• [Data to use]:
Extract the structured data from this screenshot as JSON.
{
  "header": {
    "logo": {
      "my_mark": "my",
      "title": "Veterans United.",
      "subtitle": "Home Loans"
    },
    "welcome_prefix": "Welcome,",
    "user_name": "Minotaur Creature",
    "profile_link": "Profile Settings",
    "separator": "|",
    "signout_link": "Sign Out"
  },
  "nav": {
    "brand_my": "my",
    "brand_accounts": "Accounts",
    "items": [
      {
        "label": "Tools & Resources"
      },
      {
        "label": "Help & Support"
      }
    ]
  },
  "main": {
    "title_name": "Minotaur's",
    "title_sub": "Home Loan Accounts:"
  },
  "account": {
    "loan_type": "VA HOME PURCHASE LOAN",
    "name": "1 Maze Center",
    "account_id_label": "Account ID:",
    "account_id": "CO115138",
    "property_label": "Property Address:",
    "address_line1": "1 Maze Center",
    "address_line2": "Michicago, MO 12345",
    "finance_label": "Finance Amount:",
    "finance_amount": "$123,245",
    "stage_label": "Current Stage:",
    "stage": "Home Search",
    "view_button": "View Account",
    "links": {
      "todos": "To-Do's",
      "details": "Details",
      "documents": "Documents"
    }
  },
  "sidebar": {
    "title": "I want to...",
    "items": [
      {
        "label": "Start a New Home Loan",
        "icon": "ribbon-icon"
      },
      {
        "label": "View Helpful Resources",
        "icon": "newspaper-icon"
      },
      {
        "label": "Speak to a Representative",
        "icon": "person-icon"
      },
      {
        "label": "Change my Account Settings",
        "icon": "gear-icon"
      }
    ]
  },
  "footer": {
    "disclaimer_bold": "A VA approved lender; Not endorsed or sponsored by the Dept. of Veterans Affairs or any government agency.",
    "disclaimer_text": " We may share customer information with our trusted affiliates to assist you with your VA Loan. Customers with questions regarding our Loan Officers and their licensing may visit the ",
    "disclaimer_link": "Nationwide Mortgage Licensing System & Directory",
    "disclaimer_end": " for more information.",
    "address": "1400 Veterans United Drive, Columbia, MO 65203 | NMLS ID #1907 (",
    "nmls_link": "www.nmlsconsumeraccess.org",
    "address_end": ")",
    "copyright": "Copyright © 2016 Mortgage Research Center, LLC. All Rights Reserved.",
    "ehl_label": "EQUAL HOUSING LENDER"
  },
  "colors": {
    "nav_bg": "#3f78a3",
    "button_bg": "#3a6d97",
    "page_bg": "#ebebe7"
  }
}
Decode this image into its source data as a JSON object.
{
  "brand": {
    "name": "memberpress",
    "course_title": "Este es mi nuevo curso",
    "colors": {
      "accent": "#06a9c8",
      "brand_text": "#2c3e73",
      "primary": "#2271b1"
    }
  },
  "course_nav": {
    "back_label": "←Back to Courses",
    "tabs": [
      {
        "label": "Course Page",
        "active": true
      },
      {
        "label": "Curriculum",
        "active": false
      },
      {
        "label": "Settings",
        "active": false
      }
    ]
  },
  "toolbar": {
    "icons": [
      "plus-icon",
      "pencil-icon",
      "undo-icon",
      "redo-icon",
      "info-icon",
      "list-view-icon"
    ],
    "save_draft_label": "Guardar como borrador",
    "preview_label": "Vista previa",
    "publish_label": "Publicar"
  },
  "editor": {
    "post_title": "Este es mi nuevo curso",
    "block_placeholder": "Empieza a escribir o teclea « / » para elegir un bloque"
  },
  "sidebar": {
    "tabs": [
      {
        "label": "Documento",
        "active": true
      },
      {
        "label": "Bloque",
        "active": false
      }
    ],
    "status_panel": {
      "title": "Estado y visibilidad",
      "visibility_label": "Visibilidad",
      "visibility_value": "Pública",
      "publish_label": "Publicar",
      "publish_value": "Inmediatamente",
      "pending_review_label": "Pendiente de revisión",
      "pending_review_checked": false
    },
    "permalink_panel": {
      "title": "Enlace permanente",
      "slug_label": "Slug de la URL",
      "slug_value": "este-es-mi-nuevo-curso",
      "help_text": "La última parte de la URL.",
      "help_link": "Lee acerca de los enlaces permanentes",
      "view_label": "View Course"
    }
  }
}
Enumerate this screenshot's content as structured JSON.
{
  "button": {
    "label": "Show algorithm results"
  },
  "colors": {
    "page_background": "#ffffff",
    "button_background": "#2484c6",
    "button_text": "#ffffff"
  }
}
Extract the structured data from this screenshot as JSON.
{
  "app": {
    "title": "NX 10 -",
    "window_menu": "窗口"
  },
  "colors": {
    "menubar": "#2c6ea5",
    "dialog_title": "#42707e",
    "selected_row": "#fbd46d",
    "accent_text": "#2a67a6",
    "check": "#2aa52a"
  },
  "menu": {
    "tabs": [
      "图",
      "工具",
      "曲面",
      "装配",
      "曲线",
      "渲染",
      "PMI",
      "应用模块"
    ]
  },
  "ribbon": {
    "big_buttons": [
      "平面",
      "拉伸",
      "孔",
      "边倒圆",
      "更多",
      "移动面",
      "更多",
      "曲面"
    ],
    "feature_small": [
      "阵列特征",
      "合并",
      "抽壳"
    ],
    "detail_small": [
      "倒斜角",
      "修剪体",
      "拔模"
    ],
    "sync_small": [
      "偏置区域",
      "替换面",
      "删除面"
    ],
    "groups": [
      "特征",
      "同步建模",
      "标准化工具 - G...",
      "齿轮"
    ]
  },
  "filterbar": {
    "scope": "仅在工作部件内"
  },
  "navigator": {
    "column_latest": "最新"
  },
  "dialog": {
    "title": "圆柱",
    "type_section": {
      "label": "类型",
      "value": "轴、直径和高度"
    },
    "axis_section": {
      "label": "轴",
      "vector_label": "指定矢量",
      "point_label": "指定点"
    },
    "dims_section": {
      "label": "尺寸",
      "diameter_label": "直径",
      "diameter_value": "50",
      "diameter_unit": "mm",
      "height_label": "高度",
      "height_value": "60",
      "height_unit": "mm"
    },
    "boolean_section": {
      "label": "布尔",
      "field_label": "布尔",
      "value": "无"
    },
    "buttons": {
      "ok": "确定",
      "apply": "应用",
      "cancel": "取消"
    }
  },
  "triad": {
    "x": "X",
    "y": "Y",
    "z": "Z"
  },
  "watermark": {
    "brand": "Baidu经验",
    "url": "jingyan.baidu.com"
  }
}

• [Work required]:
What is the number of lines in these records that contain "JSON"? Reply with the number only.

• [Reply]:
4